─── Provided records ───

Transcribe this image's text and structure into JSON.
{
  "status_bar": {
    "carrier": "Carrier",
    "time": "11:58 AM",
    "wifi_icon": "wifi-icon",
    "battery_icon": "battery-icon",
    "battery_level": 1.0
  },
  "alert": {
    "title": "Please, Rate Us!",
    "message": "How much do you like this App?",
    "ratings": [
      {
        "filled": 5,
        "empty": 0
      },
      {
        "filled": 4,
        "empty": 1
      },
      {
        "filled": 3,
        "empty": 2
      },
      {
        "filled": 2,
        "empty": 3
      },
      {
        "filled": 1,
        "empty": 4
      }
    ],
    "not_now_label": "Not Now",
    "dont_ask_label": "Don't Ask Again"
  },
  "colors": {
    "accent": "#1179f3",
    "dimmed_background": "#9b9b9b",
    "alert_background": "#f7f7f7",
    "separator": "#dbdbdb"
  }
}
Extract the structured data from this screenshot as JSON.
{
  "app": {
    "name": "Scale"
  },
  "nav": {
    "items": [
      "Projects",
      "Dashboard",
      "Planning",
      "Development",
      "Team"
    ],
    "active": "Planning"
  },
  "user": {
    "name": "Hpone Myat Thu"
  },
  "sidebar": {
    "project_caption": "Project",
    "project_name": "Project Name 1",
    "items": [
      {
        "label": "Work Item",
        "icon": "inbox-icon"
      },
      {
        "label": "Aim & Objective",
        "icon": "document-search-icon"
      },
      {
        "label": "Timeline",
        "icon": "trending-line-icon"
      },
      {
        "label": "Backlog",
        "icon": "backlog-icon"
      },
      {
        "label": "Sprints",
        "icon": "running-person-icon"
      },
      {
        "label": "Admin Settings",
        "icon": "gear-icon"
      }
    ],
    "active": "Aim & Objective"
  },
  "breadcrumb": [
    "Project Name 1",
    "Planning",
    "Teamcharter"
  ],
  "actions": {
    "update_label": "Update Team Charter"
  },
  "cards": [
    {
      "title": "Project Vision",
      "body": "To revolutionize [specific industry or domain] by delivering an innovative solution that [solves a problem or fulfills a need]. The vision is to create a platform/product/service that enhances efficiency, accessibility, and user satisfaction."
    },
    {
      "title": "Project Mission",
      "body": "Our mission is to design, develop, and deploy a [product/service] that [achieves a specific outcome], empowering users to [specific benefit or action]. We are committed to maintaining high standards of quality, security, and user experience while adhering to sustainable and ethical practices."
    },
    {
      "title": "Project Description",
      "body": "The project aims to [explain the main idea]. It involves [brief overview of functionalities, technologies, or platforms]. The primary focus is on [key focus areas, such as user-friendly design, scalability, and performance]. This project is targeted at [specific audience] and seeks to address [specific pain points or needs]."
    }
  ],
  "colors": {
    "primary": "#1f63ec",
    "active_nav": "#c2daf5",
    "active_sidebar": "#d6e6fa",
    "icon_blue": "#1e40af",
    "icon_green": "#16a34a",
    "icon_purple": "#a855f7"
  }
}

───
─── Provided records ───

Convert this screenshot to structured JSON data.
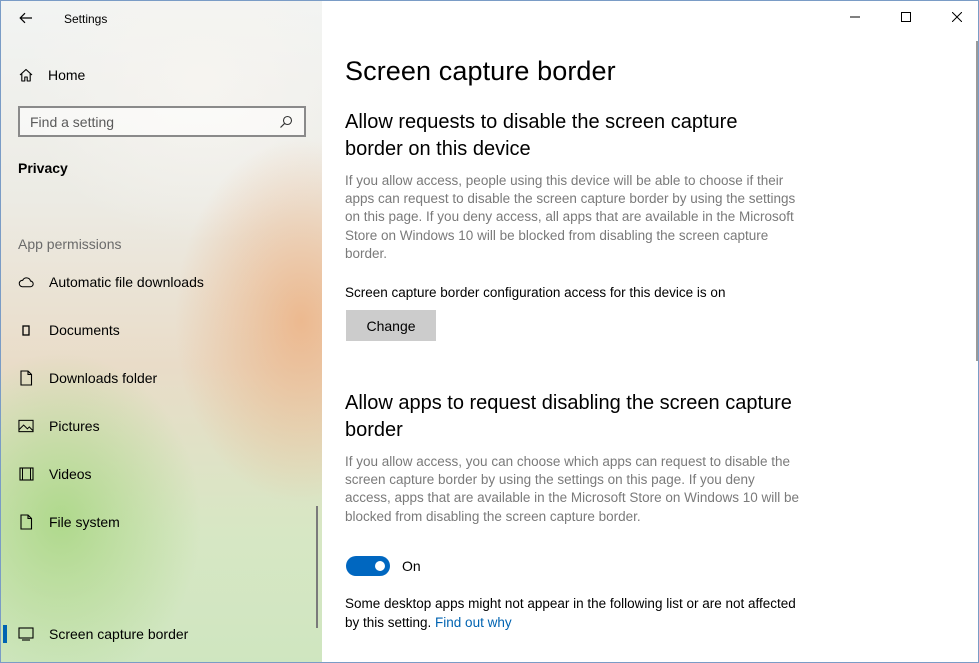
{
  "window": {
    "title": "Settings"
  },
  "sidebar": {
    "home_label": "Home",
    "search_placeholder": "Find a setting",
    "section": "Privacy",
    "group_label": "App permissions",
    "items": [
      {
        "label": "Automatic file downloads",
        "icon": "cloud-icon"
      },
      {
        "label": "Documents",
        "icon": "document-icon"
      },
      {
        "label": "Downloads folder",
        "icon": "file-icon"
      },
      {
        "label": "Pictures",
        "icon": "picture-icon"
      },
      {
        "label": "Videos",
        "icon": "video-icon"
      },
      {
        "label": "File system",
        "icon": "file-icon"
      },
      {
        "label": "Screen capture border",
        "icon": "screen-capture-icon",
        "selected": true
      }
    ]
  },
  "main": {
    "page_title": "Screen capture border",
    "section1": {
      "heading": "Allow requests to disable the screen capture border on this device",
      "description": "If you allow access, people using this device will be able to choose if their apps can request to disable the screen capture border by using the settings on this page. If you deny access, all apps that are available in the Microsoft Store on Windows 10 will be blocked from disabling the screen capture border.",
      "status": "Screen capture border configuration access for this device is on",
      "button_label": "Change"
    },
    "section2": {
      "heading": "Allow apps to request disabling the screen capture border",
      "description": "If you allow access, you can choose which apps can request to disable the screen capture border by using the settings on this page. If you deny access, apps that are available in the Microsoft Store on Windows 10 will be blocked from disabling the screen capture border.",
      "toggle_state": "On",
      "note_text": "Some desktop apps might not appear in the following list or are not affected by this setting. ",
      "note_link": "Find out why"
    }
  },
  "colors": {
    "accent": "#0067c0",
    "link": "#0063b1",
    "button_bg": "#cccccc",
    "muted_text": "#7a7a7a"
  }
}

───

• Your instructions
Pick every line with "structured" in it and copy it.

• Solution for this problem
Extract the structured data from this screenshot as JSON.
Convert this screenshot to structured JSON data.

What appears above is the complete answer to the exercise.